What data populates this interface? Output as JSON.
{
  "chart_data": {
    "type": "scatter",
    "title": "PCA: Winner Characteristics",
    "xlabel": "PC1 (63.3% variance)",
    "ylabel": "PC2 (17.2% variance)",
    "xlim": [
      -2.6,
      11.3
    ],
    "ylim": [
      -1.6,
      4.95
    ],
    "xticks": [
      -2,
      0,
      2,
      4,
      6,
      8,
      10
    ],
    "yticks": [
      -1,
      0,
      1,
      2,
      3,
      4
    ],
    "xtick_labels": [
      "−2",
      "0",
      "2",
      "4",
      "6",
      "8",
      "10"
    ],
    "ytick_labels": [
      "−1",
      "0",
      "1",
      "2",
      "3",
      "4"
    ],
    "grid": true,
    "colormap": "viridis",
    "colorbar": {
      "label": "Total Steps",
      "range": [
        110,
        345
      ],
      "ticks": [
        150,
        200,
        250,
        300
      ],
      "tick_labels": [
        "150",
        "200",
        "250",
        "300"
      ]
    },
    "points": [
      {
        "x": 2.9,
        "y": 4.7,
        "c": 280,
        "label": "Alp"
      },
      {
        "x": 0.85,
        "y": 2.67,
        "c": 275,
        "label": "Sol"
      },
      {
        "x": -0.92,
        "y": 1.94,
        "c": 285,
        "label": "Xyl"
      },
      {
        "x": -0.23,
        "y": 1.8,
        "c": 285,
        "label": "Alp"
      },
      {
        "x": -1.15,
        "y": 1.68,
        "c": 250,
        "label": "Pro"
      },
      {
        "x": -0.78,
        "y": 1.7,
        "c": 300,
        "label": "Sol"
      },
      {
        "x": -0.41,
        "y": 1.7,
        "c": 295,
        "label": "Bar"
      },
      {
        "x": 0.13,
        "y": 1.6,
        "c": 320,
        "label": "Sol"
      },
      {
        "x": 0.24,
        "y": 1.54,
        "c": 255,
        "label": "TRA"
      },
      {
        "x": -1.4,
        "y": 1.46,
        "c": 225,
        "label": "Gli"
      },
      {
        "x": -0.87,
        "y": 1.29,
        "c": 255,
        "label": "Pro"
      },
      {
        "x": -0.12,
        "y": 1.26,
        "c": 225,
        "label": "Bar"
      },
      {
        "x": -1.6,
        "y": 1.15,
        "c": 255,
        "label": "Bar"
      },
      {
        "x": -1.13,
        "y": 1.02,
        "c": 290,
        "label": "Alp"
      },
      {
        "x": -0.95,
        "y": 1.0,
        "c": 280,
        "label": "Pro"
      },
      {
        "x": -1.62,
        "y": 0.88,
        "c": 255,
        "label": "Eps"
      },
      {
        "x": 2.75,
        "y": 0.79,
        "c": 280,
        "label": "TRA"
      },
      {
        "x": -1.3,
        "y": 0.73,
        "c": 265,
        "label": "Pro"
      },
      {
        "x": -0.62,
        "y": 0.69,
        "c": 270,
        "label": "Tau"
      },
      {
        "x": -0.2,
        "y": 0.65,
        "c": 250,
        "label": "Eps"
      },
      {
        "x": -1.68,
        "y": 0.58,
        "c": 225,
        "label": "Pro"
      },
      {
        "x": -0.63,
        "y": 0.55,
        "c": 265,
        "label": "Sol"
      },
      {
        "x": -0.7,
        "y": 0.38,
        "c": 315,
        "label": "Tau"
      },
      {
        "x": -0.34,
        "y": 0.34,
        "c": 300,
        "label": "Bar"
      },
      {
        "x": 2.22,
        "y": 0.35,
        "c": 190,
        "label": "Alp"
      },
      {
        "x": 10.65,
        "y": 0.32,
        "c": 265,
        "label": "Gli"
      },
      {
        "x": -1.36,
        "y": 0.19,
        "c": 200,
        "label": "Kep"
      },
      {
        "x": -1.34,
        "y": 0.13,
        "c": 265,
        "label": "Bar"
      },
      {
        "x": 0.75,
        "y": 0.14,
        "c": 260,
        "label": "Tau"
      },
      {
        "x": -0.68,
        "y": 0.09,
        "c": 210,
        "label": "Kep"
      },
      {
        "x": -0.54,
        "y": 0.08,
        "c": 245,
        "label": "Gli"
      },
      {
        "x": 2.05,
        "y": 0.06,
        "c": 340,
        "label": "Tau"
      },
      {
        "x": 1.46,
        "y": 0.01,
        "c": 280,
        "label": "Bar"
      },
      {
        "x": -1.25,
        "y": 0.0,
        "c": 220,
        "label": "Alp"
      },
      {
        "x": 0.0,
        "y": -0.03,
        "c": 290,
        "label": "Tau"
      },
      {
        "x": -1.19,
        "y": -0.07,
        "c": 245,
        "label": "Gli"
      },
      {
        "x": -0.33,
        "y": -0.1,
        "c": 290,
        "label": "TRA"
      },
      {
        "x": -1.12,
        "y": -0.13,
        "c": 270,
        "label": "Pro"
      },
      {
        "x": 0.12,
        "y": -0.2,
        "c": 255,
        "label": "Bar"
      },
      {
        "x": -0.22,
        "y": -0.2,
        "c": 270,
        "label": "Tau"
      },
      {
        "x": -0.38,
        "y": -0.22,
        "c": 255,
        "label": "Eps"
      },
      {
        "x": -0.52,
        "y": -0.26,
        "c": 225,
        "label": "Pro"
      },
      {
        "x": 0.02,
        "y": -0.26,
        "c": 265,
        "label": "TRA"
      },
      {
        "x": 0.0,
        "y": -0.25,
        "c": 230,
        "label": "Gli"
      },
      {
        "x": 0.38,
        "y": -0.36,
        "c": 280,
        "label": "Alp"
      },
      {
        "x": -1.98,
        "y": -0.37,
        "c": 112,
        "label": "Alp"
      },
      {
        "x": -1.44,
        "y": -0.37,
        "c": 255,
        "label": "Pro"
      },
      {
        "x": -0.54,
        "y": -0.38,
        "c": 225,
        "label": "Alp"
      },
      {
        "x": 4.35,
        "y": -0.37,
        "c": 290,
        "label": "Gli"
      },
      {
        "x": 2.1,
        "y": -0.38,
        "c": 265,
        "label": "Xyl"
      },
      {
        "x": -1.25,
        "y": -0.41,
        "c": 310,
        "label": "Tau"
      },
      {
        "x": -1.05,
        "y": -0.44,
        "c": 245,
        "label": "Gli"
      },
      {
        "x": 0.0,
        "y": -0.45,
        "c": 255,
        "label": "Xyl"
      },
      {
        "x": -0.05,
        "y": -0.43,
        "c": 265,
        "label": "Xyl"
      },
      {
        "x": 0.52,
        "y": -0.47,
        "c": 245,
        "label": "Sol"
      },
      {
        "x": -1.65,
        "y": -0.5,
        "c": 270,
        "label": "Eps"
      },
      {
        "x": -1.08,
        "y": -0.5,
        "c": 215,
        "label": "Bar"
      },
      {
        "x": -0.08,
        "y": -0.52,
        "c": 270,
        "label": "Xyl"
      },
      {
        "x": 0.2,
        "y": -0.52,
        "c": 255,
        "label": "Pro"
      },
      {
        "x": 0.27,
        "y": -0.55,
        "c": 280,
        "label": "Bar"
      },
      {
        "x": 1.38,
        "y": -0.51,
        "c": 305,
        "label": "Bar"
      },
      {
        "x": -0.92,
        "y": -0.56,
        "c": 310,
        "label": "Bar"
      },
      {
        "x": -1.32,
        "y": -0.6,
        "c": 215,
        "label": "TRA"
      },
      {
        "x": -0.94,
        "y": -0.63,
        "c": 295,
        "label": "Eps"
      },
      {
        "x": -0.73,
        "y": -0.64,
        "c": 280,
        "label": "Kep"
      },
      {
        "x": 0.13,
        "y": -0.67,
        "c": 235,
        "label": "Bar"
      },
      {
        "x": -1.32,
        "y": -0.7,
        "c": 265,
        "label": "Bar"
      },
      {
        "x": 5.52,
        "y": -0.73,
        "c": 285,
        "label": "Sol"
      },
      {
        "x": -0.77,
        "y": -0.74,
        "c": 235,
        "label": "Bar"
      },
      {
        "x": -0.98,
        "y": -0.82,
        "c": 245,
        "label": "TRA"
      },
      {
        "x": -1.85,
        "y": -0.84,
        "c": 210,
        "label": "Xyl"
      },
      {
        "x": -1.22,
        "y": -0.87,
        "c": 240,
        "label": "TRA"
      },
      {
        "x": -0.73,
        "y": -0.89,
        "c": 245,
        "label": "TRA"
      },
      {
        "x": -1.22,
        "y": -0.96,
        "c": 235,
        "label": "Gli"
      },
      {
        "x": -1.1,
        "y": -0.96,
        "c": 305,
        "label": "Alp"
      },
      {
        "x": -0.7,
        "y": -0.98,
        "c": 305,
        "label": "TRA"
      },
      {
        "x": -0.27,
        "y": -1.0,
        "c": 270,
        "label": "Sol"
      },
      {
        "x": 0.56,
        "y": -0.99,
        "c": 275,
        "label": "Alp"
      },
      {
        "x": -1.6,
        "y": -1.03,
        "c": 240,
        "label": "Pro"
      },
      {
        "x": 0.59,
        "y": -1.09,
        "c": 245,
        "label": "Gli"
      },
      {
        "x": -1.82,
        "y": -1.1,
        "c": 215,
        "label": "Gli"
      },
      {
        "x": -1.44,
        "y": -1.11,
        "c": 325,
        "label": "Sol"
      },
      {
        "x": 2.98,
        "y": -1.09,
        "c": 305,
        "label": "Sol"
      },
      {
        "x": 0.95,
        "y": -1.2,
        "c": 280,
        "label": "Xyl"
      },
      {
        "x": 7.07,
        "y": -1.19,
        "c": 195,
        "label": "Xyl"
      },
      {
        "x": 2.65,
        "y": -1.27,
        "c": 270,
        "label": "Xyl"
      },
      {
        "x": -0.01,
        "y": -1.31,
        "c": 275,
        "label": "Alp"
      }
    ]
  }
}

* TASK STATEMENT *
Of the lines in this listing, report how many contain the string "variance", and give the number only.

* SOLVED PROBLEM *
2